◆ **Data excerpts**
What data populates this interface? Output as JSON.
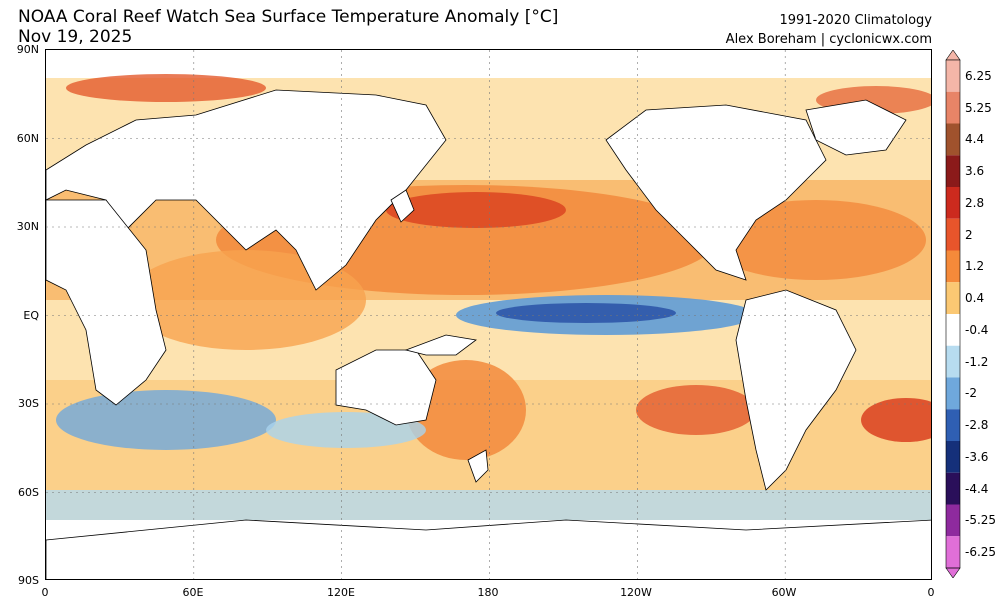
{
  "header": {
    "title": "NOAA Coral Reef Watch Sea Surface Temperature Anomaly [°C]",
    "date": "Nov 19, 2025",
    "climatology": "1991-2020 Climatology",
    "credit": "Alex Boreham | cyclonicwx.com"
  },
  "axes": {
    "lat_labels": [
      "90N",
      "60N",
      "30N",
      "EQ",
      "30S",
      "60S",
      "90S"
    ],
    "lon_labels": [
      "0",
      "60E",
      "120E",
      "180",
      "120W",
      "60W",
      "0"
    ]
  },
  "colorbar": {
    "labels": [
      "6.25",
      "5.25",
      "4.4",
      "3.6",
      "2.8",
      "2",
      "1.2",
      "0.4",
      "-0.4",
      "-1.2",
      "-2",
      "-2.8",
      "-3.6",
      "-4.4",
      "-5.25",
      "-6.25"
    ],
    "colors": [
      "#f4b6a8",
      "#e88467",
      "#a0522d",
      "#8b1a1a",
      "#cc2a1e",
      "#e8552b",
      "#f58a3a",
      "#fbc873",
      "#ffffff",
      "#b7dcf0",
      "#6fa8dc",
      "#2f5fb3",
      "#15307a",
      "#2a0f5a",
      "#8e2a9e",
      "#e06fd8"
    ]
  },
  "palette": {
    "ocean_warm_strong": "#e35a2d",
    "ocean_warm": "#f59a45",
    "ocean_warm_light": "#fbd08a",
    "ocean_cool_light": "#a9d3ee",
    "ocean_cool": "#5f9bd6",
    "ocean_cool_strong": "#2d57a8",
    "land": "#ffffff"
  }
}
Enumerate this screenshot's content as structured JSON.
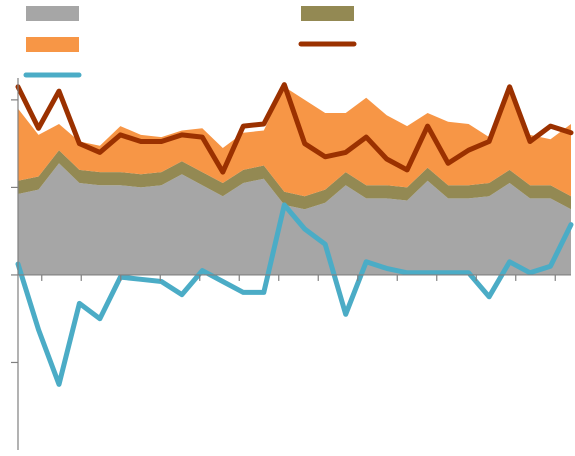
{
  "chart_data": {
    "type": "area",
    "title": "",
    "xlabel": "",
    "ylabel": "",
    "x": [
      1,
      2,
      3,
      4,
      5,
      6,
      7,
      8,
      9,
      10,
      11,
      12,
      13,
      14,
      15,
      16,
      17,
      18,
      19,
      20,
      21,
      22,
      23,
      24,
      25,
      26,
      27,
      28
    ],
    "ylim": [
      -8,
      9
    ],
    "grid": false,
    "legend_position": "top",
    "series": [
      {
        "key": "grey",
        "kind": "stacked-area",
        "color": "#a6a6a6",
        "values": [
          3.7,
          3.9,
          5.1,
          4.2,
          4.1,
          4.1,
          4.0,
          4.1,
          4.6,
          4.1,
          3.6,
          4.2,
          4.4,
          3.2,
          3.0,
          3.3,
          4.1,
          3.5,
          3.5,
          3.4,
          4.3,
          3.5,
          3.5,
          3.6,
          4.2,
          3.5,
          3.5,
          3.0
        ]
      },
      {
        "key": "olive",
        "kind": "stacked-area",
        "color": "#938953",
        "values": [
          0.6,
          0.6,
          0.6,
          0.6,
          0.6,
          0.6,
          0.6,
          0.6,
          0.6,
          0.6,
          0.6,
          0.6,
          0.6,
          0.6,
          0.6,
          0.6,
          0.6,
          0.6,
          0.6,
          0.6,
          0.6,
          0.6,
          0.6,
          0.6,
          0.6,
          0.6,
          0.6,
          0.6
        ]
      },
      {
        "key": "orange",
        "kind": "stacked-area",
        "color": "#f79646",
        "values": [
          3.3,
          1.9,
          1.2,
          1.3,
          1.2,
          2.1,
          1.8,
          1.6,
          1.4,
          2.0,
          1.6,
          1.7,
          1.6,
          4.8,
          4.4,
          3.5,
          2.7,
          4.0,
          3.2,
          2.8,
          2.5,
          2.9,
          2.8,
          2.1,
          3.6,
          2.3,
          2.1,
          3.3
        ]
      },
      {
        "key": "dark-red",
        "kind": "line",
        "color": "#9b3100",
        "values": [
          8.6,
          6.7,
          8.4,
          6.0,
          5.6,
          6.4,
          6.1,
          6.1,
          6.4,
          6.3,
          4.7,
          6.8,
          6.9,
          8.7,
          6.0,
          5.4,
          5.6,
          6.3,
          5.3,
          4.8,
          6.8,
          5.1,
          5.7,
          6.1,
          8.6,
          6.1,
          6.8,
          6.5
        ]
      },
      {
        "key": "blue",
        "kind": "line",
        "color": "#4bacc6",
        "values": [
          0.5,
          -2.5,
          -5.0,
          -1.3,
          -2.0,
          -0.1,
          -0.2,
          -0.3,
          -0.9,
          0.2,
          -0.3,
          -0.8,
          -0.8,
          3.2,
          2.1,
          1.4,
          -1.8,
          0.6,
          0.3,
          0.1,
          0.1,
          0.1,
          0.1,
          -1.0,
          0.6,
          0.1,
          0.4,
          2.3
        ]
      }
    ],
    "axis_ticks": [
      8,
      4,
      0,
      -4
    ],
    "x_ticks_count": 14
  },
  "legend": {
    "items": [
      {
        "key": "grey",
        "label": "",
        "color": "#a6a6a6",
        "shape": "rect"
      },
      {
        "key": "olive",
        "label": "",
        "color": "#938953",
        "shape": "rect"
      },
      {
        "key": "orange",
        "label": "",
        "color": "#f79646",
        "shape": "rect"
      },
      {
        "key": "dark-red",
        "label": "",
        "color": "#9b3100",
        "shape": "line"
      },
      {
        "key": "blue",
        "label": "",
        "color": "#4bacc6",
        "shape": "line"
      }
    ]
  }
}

◆ **Exercise directions**
Find how many of the lines above have the word "JSON" in them. State only that number.

◆ **Completed exercise**
2